The Sun exhibits a myriad of ejections and eruptions that are key for the mass and energy balance of the solar atmosphere and provide a significant input to the solar wind and coronal heating. Among them, surges are of fundamental importance given their frequent association with many of the other explosive and/or ejective phenomena like Ellerman Bombs, ultraviolet (UV) bursts, and coronal jets. Even though they have been observed for decades now, the understanding of these bursty ejections of cool and dense plasma has progressed slowly due to the complexity of the physics of the chromosphere, where partial ionization and departures from local-thermodynamic equilibrium (LTE) take place. As a consequence, there are still many open questions concerning their physical nature and driving mechanisms, as well as their relationship to other dynamic phenomena at various scales, that can only be tackled at present. To solve the puzzle, two main challenges must be confronted: one is the adequate treatment of the physics of the chromospheric plasma; the other is the need to directly compare numerical simulations and observations through forward modeling and inversion.

• • • • •

▶ **Problems and tasks**:
**1)** In the passage on solar surges, what two main challenges must be confronted to solve the puzzle?
**2)** Extend the passage on solar surges past its final sentence.

• • • • •

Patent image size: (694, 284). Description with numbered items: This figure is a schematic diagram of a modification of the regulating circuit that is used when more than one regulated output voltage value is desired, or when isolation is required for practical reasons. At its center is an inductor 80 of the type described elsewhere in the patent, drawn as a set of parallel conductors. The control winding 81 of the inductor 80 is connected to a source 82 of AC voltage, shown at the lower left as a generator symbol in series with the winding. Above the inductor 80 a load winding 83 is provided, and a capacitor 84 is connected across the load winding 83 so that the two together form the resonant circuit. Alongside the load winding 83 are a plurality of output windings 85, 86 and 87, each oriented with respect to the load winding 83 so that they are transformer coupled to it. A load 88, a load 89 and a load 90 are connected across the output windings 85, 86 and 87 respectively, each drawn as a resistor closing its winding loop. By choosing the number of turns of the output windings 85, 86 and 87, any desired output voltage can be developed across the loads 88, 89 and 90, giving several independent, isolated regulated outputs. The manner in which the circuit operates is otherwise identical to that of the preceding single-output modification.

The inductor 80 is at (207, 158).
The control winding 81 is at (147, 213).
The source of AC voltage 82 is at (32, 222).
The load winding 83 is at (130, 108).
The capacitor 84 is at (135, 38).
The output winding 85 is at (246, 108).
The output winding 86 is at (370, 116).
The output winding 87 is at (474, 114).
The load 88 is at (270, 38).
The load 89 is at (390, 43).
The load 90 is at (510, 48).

• • • • •

▶ **Responses to the tasks**:
**1)** The adequate treatment of the physics of the chromospheric plasma, and the need to directly compare numerical simulations and observations through forward modeling and inversion.

**2)**
Our 10-member team has two main interconnected goals: (1) to develop the first radiative MHD model of surges in 3D, and (2) to get a complete characterization of the spectral profiles of surges in the main chromospheric lines, such as Halpha and Mg II h&k, in which they are observed. To that end, we intend to use the state-of-the-art Bifrost code, including a number of relevant physical mechanisms missing in previous surge simulations. This will allow us to explore for the first time the role of the nonequilibrium ionization of hydrogen in surges, which is also essential for the subsequent calculation of synthetic profiles of the canonical Halpha line to compare with chromospheric observations. We also plan to take advantage of the available high-resolution observations from the Swedish 1-m Solar Telescope (SST) and the Interface Region Imaging Spectrograph (IRIS) to obtain representative profiles of surges in different wavelengths through unsupervised machine learning techniques, thus reducing the number of profiles to interpret and to invert. The achievement of these goals will open a new avenue to directly compare numerical experiments with observations, thus providing a joint perspective about surges that is currently missing in solar physics, and moving towards the solution of the long-standing puzzle of the solar atmosphere.